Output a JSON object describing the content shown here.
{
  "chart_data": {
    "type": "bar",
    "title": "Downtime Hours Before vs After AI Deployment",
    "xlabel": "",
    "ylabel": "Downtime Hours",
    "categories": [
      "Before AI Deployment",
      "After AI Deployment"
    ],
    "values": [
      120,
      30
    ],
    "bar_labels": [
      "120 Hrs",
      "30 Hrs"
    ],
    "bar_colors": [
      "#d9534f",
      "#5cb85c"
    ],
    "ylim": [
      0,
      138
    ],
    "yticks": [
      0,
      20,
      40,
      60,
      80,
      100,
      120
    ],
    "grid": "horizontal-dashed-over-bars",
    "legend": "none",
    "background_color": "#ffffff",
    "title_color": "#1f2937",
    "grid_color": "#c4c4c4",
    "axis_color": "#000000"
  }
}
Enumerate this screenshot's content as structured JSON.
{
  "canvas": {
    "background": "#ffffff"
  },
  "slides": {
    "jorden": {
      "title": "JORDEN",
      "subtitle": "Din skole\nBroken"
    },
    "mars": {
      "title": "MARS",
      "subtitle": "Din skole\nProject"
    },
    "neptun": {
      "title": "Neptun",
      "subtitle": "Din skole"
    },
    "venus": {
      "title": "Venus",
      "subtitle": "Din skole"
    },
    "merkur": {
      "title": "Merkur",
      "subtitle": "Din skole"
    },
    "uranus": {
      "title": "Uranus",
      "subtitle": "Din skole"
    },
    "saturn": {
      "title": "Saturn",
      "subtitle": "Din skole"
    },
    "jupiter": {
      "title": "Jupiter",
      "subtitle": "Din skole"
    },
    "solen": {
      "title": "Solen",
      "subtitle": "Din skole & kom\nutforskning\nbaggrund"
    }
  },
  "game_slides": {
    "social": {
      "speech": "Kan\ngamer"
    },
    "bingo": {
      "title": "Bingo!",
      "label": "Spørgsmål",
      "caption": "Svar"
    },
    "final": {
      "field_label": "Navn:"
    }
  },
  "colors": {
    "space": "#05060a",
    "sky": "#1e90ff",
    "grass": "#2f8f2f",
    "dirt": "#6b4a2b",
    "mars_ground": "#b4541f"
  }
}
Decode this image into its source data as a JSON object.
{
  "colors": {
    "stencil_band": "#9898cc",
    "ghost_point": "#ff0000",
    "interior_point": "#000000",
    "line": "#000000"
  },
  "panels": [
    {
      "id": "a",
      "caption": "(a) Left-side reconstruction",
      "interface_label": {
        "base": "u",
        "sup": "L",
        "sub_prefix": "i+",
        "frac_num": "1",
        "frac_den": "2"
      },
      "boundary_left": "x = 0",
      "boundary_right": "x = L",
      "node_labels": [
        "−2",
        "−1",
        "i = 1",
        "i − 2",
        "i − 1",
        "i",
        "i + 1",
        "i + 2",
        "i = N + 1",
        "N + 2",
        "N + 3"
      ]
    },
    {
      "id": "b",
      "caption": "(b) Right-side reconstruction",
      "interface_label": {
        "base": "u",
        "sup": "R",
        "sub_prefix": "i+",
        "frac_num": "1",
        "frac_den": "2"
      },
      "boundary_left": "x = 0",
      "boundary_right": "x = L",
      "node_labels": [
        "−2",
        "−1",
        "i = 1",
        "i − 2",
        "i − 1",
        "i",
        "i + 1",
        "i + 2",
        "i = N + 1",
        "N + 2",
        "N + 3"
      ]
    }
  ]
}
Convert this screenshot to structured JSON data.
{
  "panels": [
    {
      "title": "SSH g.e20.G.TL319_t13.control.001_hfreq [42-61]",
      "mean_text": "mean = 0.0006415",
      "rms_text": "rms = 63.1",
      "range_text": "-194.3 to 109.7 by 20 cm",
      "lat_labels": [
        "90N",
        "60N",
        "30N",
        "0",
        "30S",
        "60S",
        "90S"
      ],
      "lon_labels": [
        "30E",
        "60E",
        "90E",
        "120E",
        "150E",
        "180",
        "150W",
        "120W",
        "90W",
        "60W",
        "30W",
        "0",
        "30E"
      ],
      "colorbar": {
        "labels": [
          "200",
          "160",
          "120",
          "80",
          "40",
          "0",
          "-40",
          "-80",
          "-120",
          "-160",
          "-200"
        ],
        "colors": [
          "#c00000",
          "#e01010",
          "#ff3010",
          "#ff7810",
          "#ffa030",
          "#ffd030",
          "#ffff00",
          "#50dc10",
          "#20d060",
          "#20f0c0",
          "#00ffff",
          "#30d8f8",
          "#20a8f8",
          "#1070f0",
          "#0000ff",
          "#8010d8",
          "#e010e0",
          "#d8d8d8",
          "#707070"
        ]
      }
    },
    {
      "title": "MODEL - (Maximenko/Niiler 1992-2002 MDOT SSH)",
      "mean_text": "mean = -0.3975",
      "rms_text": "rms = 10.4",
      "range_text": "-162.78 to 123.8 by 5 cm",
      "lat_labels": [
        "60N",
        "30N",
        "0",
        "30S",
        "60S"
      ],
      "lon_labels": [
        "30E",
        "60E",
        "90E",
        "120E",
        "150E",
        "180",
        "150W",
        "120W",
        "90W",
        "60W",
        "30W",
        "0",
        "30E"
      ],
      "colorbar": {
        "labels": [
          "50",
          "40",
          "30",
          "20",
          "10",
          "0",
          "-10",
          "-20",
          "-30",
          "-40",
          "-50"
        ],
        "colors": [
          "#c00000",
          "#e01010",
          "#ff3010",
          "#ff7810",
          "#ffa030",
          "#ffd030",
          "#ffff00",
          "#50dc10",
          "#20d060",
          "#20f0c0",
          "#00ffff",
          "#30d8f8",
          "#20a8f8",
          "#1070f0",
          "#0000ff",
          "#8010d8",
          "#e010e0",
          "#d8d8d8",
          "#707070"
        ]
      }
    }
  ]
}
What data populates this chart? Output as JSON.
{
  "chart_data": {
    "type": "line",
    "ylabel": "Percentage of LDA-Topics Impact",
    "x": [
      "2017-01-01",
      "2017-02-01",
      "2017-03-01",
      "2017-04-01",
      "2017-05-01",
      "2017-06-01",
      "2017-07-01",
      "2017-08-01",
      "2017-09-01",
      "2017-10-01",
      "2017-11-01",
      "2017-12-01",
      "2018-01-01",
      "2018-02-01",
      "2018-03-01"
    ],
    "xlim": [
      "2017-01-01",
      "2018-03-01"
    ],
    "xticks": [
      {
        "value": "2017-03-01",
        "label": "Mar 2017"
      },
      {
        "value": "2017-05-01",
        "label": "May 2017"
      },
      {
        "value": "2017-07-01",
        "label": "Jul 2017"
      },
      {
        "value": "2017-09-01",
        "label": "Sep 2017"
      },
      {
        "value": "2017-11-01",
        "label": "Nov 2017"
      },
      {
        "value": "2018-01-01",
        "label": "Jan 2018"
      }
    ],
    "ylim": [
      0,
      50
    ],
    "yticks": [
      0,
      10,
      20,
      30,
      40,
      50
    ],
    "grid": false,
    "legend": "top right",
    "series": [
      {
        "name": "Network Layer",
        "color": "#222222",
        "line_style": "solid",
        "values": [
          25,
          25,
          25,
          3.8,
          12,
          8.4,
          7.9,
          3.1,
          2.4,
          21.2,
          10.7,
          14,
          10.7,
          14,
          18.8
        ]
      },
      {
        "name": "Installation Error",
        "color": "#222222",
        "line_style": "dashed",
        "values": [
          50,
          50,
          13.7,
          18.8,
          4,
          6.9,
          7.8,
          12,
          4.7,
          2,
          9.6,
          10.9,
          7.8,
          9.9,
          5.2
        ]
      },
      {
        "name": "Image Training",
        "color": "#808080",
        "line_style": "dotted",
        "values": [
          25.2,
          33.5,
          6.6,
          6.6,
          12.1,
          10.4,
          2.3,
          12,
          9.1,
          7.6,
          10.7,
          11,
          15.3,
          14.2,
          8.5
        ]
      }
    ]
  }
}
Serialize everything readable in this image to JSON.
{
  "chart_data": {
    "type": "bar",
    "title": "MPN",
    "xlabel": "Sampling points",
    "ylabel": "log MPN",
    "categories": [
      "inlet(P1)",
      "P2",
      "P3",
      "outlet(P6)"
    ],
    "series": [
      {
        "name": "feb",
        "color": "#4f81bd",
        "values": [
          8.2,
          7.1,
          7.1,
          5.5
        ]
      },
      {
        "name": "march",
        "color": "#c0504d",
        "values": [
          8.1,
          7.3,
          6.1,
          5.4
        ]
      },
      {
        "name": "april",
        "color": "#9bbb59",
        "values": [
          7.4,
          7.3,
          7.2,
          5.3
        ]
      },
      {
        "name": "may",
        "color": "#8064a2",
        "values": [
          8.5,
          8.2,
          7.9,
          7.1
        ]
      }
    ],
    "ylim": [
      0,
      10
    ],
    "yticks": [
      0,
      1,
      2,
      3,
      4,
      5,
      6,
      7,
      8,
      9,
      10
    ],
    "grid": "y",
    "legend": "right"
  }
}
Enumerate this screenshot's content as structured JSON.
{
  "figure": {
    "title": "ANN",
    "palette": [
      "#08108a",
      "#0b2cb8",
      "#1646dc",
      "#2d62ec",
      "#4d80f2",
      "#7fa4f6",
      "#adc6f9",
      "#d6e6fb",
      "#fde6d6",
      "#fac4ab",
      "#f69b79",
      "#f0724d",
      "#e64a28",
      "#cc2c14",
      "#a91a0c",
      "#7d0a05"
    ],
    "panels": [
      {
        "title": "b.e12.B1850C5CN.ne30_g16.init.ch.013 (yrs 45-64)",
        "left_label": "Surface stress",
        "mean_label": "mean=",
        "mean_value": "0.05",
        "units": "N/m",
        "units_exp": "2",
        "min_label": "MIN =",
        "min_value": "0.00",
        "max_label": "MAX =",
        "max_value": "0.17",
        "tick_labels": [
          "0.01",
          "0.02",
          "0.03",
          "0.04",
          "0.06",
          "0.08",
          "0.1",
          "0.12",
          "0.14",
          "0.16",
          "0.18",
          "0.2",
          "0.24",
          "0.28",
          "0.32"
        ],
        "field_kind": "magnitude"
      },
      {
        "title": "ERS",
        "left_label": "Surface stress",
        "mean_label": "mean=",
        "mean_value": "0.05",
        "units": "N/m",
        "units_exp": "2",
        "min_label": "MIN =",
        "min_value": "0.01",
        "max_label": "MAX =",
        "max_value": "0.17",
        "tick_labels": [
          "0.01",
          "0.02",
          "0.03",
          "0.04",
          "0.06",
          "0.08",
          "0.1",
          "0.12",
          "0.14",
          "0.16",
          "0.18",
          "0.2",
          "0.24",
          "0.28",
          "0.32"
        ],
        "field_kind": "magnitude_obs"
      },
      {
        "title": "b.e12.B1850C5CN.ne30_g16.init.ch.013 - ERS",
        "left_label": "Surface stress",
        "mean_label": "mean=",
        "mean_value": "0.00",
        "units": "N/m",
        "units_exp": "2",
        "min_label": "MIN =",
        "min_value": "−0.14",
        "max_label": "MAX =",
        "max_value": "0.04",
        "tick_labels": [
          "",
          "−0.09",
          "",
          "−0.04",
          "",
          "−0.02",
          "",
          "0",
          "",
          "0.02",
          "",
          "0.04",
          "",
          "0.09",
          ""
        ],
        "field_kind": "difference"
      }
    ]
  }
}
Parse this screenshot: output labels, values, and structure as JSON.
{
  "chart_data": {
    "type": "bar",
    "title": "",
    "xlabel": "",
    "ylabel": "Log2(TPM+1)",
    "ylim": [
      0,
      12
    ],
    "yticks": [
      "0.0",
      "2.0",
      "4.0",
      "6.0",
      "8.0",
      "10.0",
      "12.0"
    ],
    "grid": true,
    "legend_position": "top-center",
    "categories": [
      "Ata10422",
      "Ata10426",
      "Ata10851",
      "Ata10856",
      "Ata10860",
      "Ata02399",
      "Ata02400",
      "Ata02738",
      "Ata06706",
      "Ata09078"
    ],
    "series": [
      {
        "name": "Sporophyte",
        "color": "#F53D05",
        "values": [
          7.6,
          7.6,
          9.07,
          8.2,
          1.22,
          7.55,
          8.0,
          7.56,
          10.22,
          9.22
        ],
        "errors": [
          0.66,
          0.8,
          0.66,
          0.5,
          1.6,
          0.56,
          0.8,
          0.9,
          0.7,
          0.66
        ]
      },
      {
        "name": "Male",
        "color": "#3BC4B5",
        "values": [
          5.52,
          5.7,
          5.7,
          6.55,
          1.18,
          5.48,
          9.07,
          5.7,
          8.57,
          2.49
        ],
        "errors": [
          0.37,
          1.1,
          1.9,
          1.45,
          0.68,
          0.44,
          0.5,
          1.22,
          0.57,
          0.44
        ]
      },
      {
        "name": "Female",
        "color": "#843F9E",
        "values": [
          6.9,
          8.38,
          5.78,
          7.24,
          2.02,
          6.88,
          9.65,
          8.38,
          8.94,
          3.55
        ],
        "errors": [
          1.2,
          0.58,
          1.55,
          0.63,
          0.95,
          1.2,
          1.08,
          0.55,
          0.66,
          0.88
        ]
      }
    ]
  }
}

━━━━━━━━

State the number of lines in the records that include "caption", and write nothing else.

■ **Result for this exercise**
3